Problem to work on >> Please count the lines below that contain the word "INSTITUTION", and reply with that number alone.

[Extracted data entries]
=======
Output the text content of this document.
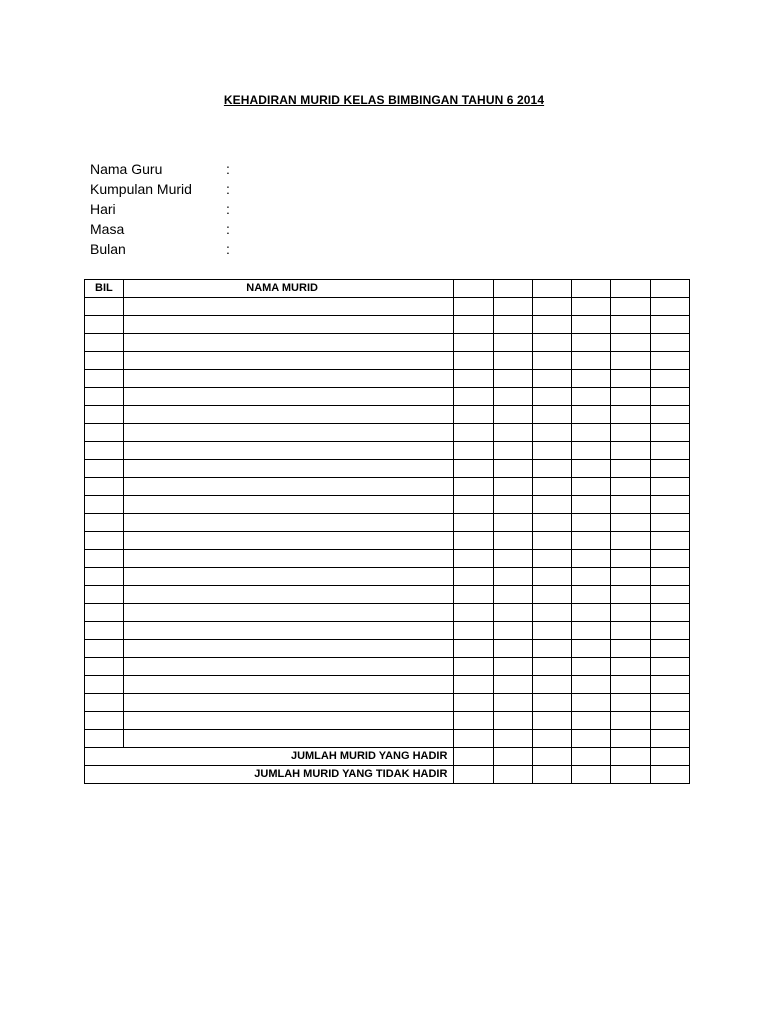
KEHADIRAN MURID KELAS BIMBINGAN TAHUN 6 2014
Nama Guru	:
Kumpulan Murid :
Hari	:
Masa	:
Bulan	:
BIL	NAMA MURID						

JUMLAH MURID YANG HADIR							
JUMLAH MURID YANG TIDAK HADIR							
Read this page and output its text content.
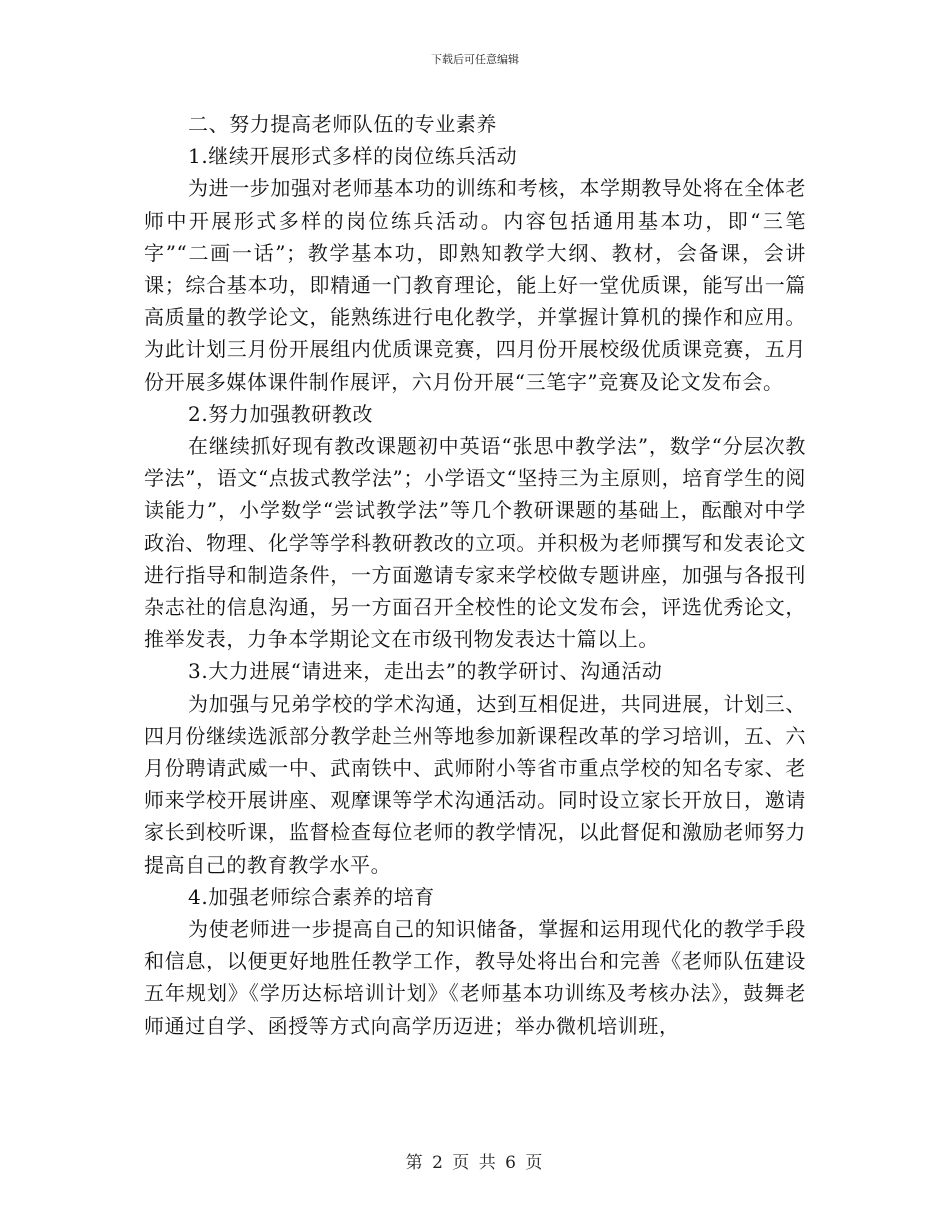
下载后可任意编辑

二、努力提高老师队伍的专业素养

1.继续开展形式多样的岗位练兵活动

为进一步加强对老师基本功的训练和考核，本学期教导处将在全体老师中开展形式多样的岗位练兵活动。内容包括通用基本功，即“三笔字”“二画一话”；教学基本功，即熟知教学大纲、教材，会备课，会讲课；综合基本功，即精通一门教育理论，能上好一堂优质课，能写出一篇高质量的教学论文，能熟练进行电化教学，并掌握计算机的操作和应用。为此计划三月份开展组内优质课竞赛，四月份开展校级优质课竞赛，五月份开展多媒体课件制作展评，六月份开展“三笔字”竞赛及论文发布会。

2.努力加强教研教改

在继续抓好现有教改课题初中英语“张思中教学法”，数学“分层次教学法”，语文“点拔式教学法”；小学语文“坚持三为主原则，培育学生的阅读能力”，小学数学“尝试教学法”等几个教研课题的基础上，酝酿对中学政治、物理、化学等学科教研教改的立项。并积极为老师撰写和发表论文进行指导和制造条件，一方面邀请专家来学校做专题讲座，加强与各报刊杂志社的信息沟通，另一方面召开全校性的论文发布会，评选优秀论文，推举发表，力争本学期论文在市级刊物发表达十篇以上。

3.大力进展“请进来，走出去”的教学研讨、沟通活动

为加强与兄弟学校的学术沟通，达到互相促进，共同进展，计划三、四月份继续选派部分教学赴兰州等地参加新课程改革的学习培训，五、六月份聘请武威一中、武南铁中、武师附小等省市重点学校的知名专家、老师来学校开展讲座、观摩课等学术沟通活动。同时设立家长开放日，邀请家长到校听课，监督检查每位老师的教学情况，以此督促和激励老师努力提高自己的教育教学水平。

4.加强老师综合素养的培育

为使老师进一步提高自己的知识储备，掌握和运用现代化的教学手段和信息，以便更好地胜任教学工作，教导处将出台和完善《老师队伍建设五年规划》《学历达标培训计划》《老师基本功训练及考核办法》，鼓舞老师通过自学、函授等方式向高学历迈进；举办微机培训班，

第 2 页 共 6 页
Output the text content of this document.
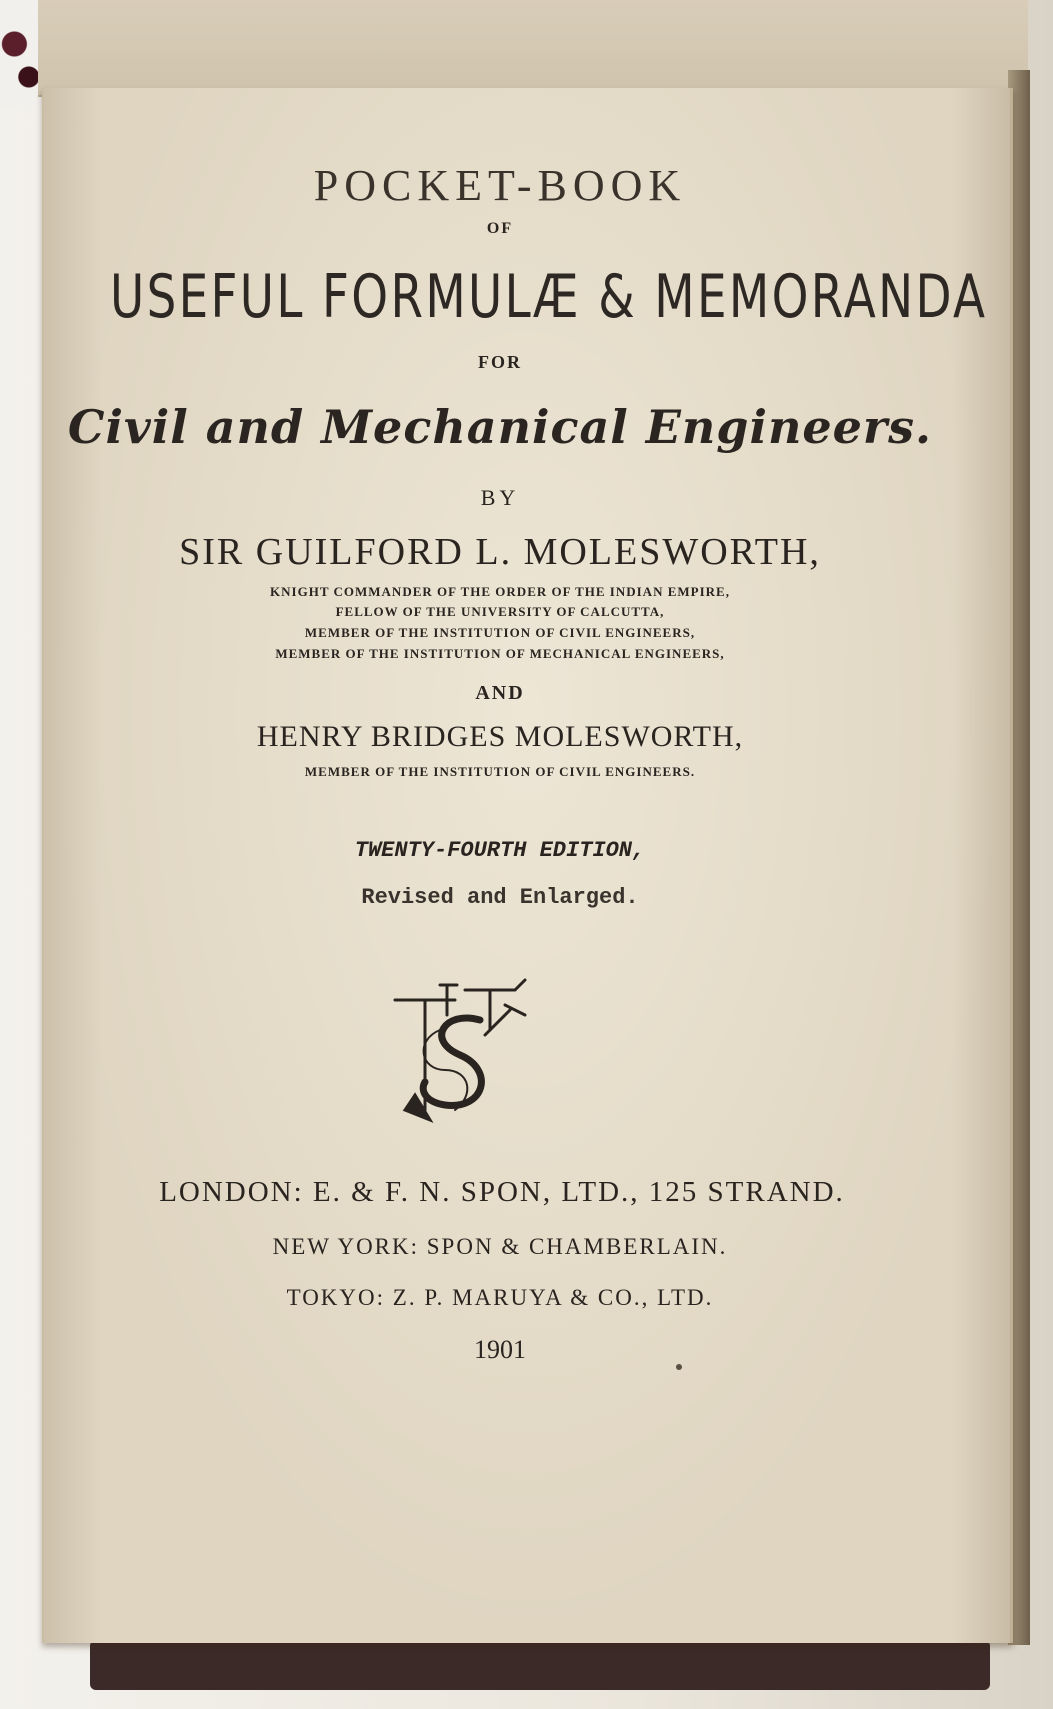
POCKET-BOOK
OF
USEFUL FORMULÆ & MEMORANDA
FOR
Civil and Mechanical Engineers.
BY
SIR GUILFORD L. MOLESWORTH,
KNIGHT COMMANDER OF THE ORDER OF THE INDIAN EMPIRE,
FELLOW OF THE UNIVERSITY OF CALCUTTA,
MEMBER OF THE INSTITUTION OF CIVIL ENGINEERS,
MEMBER OF THE INSTITUTION OF MECHANICAL ENGINEERS,
AND
HENRY BRIDGES MOLESWORTH,
MEMBER OF THE INSTITUTION OF CIVIL ENGINEERS.
TWENTY-FOURTH EDITION,
Revised and Enlarged.
LONDON: E. & F. N. SPON, LTD., 125 STRAND.
NEW YORK: SPON & CHAMBERLAIN.
TOKYO: Z. P. MARUYA & CO., LTD.
1901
=======
Written reply >> 3